TRANSLATION

第67回 「機械翻訳に少し手を入れただけのような仕上がりが多く…」①

土川裕子

金融翻訳ポイント講座

こんにちは。今回は、機械翻訳について考えてみたいと思います。AI(人工知能)をどんどん取り入れる方向に進んでいる翻訳業界ですが、現時点で言えば、やはりまだ限界があり、金融翻訳はその限界が強く感じられる分野の一つである…と思います。

しかし大変な勢いで進化を続けるAIは、我々人間の翻訳者のすぐ後ろに迫っており、彼らと同じようなレベルの翻訳をあげていたら、切られるのは当然ながらワード単価の高い(とほほ・・)人間の方でしょう。

つい先日のこと、ある翻訳会社から受けた案件の話です。担当者さんいわく、某クライアント(金融関連の企業)から、ある“前置き”つきで依頼が来たとのこと。
「最近は機械翻訳の能力が格段に向上したためか、機械翻訳に少し手を入れただけのような訳文が増えており…」
という前置きです。言うまでもなくこれは、「だから、人間らしく読みやすい翻訳をきっちり仕上げてくれ」ということ。

人間であるわたしがやるんだから、普段通りでいいんじゃないの、と思いながらも、妙にハードルが上がった感がありましたが、「ザ・人間翻訳」と言える仕上がりを目指してがんばりました。

しかし正直、最近ではわたしも機械翻訳を利用することが多くなっており、特に調査でネット上の記事を読む時などは、一気に翻訳させて、日本語の方をざっと読む、という使い方をしています。日本語ネイティブにとっては、一つ一つに意味のないアルファベットの羅列よりも、一覧性の高い漢字の方が内容を把握しやすいのは当たり前の話で、多少(どころか壊滅的に)変てこな翻訳であっても、重要な部分を見分けるきっかけくらいにはなるわけですね(そこで改めて英語をきっちり読む、という)。

• 抽出情報:
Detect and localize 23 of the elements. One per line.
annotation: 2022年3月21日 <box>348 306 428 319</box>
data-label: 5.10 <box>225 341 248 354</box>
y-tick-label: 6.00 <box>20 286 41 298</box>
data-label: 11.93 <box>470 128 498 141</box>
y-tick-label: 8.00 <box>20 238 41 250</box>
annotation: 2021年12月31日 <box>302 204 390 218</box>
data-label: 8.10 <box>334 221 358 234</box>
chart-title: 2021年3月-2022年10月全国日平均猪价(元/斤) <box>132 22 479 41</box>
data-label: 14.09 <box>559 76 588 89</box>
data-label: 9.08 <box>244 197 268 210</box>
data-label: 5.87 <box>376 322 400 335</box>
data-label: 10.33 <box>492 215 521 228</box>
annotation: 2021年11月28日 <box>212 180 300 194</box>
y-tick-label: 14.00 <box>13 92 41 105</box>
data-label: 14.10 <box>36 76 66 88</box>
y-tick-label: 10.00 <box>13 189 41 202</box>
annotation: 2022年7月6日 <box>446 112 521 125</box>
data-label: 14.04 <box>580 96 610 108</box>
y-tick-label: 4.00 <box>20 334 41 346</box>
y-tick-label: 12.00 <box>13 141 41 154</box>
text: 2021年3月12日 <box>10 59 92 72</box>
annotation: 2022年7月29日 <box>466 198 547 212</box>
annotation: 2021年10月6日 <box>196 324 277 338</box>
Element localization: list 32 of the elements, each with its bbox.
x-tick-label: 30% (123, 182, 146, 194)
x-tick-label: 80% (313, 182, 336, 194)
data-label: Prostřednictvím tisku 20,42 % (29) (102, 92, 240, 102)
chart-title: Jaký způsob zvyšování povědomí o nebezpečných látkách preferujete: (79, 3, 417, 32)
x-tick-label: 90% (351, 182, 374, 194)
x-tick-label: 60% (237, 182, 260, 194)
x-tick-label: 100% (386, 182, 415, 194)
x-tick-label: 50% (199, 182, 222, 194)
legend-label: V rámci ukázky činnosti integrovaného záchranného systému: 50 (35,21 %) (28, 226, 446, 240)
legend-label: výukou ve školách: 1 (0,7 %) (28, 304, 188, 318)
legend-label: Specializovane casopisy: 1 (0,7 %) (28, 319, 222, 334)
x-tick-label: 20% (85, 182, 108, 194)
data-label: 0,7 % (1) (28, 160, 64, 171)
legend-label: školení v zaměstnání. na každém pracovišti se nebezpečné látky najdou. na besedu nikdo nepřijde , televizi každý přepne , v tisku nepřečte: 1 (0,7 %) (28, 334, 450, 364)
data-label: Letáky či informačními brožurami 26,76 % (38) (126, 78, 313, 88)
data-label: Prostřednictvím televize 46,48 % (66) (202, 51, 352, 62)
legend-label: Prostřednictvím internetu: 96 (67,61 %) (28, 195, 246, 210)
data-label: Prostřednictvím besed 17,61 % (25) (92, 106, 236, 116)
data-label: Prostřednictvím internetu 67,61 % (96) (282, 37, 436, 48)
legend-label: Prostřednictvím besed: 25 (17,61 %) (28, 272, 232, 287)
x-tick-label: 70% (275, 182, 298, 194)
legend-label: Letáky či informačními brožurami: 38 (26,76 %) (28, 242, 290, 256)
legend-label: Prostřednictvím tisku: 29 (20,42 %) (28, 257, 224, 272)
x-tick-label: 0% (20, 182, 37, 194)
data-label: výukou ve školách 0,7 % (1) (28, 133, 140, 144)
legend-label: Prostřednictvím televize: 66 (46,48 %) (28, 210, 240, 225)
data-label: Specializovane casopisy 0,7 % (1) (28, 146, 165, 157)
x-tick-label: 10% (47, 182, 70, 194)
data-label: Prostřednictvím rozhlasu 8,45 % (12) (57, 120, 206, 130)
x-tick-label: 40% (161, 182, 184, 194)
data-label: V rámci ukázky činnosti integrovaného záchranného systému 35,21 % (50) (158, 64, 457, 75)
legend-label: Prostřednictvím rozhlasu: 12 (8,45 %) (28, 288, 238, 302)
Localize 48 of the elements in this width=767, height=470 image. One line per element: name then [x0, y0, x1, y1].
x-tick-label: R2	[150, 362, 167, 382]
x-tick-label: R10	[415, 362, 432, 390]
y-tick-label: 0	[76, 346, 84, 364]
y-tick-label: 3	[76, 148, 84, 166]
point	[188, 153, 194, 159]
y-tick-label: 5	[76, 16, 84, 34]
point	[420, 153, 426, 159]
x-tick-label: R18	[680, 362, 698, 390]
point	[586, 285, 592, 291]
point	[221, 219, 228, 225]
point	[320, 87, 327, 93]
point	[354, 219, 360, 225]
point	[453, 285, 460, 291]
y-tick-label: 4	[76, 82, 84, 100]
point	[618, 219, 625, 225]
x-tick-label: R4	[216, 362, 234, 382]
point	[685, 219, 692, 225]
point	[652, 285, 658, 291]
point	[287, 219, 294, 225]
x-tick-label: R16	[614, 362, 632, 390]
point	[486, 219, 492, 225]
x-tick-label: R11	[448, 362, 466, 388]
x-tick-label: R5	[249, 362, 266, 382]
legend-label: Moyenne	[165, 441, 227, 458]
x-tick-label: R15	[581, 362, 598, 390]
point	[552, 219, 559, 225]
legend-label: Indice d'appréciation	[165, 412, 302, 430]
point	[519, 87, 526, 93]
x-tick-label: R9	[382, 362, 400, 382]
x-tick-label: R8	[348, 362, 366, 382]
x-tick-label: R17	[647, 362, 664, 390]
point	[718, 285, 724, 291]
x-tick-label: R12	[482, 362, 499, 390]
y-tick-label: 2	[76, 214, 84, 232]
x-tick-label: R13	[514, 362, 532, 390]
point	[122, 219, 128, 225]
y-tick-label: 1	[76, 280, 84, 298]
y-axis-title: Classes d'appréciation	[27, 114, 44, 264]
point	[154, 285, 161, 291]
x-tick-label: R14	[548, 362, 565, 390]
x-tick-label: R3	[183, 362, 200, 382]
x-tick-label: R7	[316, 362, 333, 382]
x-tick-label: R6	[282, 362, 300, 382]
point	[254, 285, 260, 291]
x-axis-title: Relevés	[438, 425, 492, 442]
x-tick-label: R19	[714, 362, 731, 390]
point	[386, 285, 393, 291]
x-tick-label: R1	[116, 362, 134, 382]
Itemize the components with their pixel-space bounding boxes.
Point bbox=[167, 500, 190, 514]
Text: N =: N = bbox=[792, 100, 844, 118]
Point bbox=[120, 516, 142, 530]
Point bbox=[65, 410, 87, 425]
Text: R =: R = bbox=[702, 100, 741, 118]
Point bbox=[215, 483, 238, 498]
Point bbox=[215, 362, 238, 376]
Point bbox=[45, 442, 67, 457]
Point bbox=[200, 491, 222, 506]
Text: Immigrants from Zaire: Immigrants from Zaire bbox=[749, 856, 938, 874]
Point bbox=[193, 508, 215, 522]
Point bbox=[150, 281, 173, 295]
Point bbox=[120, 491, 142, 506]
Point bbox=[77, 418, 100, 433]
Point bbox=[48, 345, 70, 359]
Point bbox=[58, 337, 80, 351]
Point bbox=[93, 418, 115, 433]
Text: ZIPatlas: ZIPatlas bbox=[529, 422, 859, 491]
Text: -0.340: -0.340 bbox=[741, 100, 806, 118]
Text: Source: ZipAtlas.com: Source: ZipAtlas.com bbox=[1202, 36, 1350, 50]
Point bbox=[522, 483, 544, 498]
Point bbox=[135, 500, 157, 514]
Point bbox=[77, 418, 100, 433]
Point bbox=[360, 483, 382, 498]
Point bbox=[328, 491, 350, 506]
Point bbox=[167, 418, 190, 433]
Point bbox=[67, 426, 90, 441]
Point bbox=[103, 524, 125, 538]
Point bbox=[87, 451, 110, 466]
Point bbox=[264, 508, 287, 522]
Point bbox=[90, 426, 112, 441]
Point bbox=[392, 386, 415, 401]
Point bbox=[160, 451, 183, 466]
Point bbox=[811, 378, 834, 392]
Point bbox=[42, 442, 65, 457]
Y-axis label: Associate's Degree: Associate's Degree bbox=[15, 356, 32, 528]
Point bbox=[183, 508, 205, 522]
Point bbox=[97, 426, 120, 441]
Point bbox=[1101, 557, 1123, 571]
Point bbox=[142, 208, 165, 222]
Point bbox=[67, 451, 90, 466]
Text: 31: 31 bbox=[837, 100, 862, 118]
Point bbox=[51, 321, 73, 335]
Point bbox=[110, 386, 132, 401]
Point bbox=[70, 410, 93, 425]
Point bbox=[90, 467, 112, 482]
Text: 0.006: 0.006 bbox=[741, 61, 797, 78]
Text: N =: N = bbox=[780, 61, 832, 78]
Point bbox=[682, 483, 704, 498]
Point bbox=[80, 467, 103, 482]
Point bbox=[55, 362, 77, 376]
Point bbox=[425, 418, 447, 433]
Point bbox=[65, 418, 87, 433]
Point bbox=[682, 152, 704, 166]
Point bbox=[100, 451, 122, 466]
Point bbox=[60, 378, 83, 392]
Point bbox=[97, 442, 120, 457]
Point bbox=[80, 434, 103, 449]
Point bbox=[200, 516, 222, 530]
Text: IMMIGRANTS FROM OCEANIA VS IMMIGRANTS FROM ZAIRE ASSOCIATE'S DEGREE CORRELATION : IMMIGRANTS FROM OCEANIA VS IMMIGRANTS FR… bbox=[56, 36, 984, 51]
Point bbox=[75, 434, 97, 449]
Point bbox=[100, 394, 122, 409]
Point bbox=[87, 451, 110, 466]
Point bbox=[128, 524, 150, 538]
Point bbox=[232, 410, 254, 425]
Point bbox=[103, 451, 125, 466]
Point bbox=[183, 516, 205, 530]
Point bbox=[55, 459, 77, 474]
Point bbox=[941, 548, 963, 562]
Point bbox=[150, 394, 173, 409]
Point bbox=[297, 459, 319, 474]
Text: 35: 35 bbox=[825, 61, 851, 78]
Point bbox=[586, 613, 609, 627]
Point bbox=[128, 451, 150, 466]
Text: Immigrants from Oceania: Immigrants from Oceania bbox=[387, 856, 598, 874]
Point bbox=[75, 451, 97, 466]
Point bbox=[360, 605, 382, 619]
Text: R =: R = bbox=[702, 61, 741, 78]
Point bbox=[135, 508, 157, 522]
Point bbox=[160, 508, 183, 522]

• 問題文:
抽出テキストに基づき、次の問いに答えてください。
(a) この講座の今回の記事は第何回ですか。
(b) 翻訳会社の担当者によれば、前置きつきの依頼はどのようなクライアントから来ましたか。
(c) 調査でネット上の記事を読む際、筆者は機械翻訳をどのように利用していますか。

• 解答:
(a) 第67回です。
(b) 金融関連の企業です。
(c) 記事を一気に翻訳させ、日本語の方をざっと読むという使い方をしています。